━━━━━ THE DATA

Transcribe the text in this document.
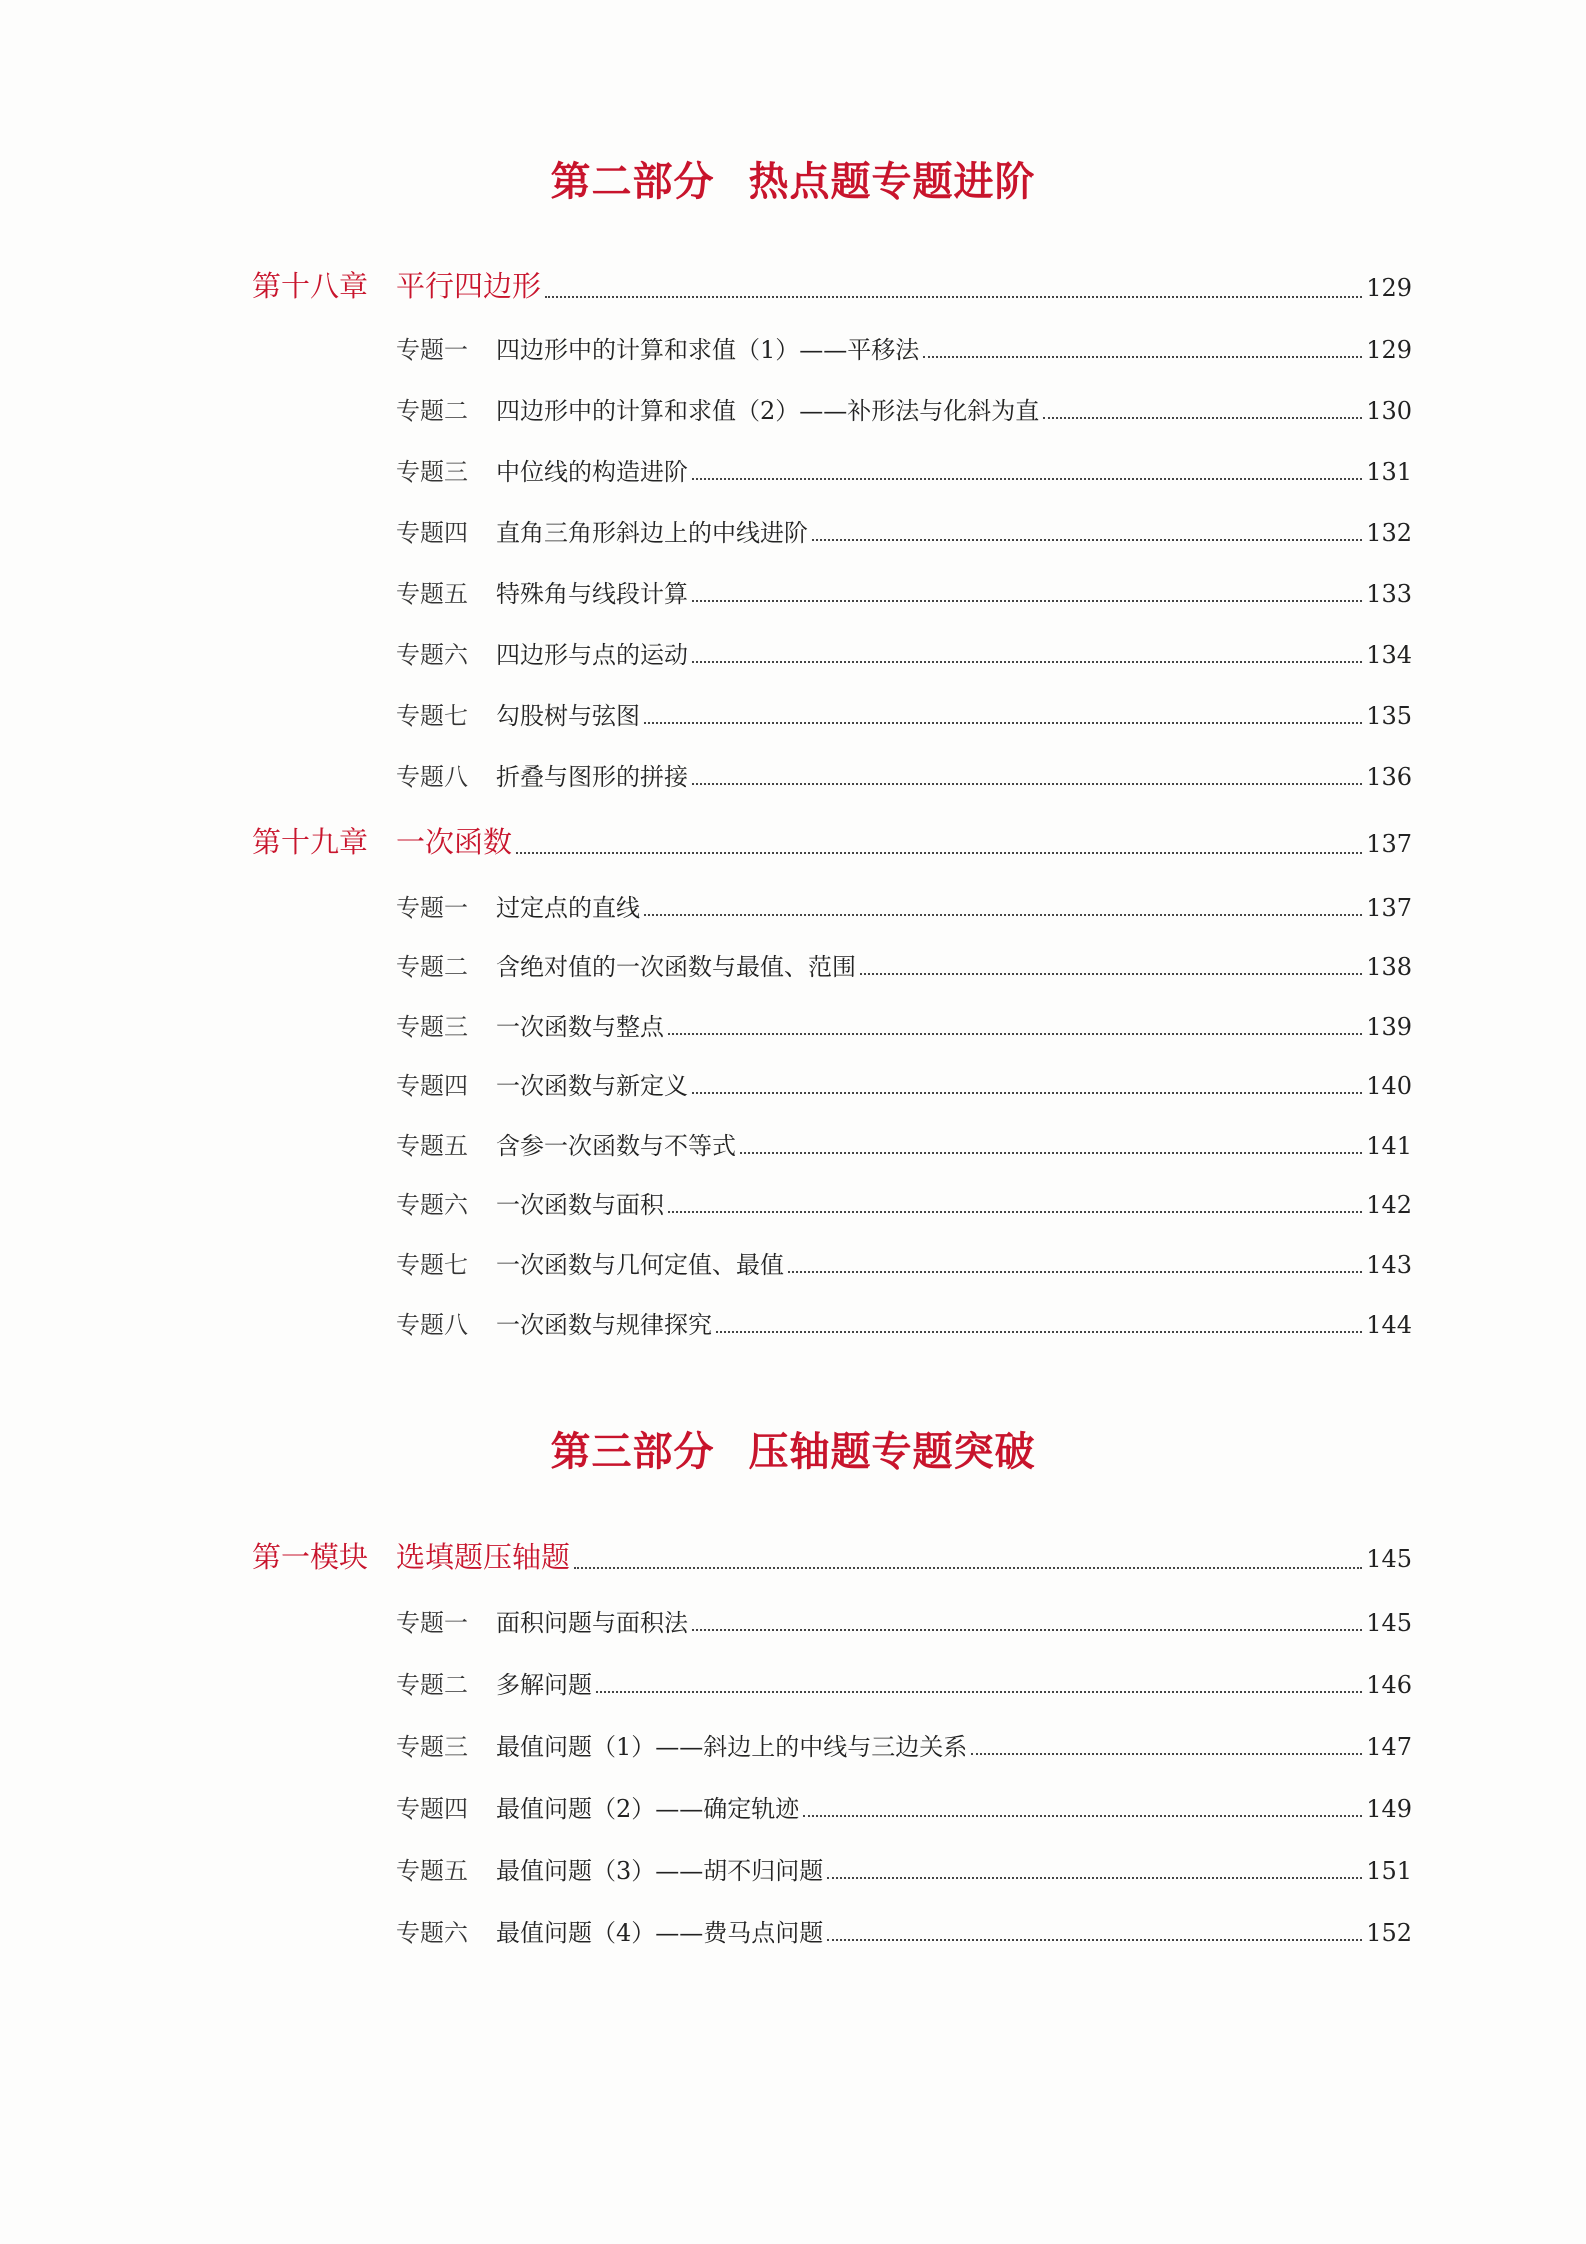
第二部分 热点题专题进阶
第十八章 平行四边形	129
专题一	四边形中的计算和求值（1）——平移法	129
专题二	四边形中的计算和求值（2）——补形法与化斜为直	130
专题三	中位线的构造进阶	131
专题四	直角三角形斜边上的中线进阶	132
专题五	特殊角与线段计算	133
专题六	四边形与点的运动	134
专题七	勾股树与弦图	135
专题八	折叠与图形的拼接	136
第十九章 一次函数	137
专题一	过定点的直线	137
专题二	含绝对值的一次函数与最值、范围	138
专题三	一次函数与整点	139
专题四	一次函数与新定义	140
专题五	含参一次函数与不等式	141
专题六	一次函数与面积	142
专题七	一次函数与几何定值、最值	143
专题八	一次函数与规律探究	144
第三部分 压轴题专题突破
第一模块 选填题压轴题	145
专题一	面积问题与面积法	145
专题二	多解问题	146
专题三	最值问题（1）——斜边上的中线与三边关系	147
专题四	最值问题（2）——确定轨迹	149
专题五	最值问题（3）——胡不归问题	151
专题六	最值问题（4）——费马点问题	152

━━━━━━━━━━

Out of the material above, gather each line where "最值问题" appears.

_THE SOLUTION:_
专题三	最值问题（1）——斜边上的中线与三边关系	147
专题四	最值问题（2）——确定轨迹	149
专题五	最值问题（3）——胡不归问题	151
专题六	最值问题（4）——费马点问题	152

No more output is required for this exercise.